Stored data:
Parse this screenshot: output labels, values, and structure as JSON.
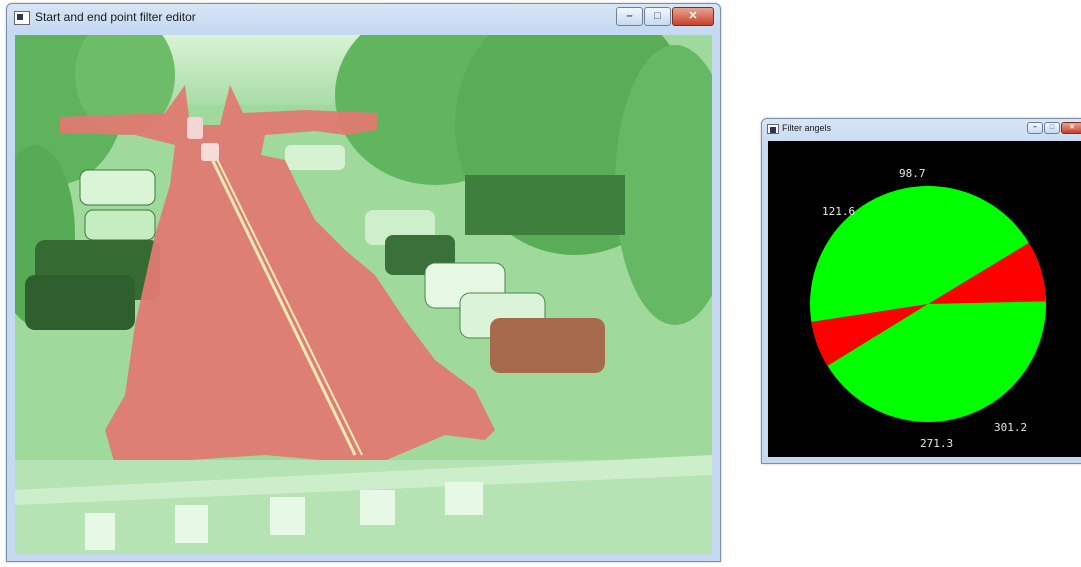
{
  "main_window": {
    "title": "Start and end point filter editor",
    "controls": {
      "minimize": "–",
      "maximize": "□",
      "close": "✕"
    },
    "regions": {
      "overlay_allowed": "#6fe06f",
      "overlay_blocked": "#e06a6a"
    }
  },
  "angles_window": {
    "title": "Filter angels",
    "controls": {
      "minimize": "–",
      "maximize": "□",
      "close": "✕"
    },
    "chart_data": {
      "type": "pie",
      "title": "",
      "slices": [
        {
          "label_from": "98.7",
          "label_to": "121.6",
          "start": 98.7,
          "end": 121.6,
          "color": "#ff0000"
        },
        {
          "label_from": "271.3",
          "label_to": "301.2",
          "start": 271.3,
          "end": 301.2,
          "color": "#ff0000"
        }
      ],
      "background_color": "#00ff00",
      "labels": [
        "98.7",
        "121.6",
        "271.3",
        "301.2"
      ]
    }
  }
}
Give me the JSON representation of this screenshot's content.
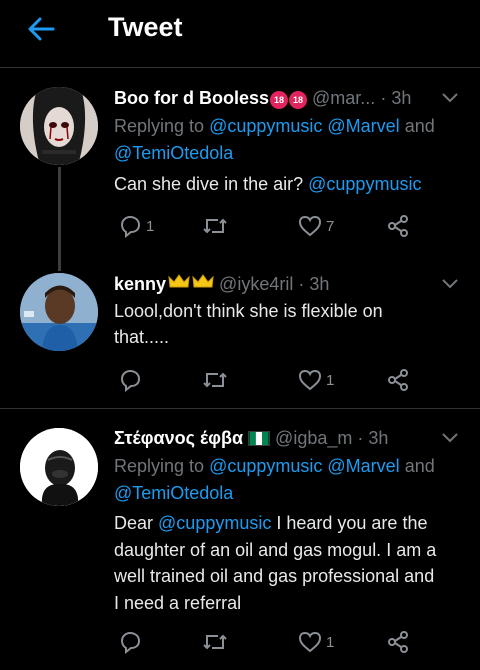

What is asked:
Pictures are excluded; output everything else in the data verbatim.

Response:
Parse this screenshot: output labels, values, and structure as JSON.
{
  "main_window": {
    "title": "Start and end point filter editor",
    "controls": {
      "minimize": "–",
      "maximize": "□",
      "close": "✕"
    },
    "regions": {
      "overlay_allowed": "#6fe06f",
      "overlay_blocked": "#e06a6a"
    }
  },
  "angles_window": {
    "title": "Filter angels",
    "controls": {
      "minimize": "–",
      "maximize": "□",
      "close": "✕"
    },
    "chart_data": {
      "type": "pie",
      "title": "",
      "slices": [
        {
          "label_from": "98.7",
          "label_to": "121.6",
          "start": 98.7,
          "end": 121.6,
          "color": "#ff0000"
        },
        {
          "label_from": "271.3",
          "label_to": "301.2",
          "start": 271.3,
          "end": 301.2,
          "color": "#ff0000"
        }
      ],
      "background_color": "#00ff00",
      "labels": [
        "98.7",
        "121.6",
        "271.3",
        "301.2"
      ]
    }
  }
}
Give me the JSON representation of this screenshot's content.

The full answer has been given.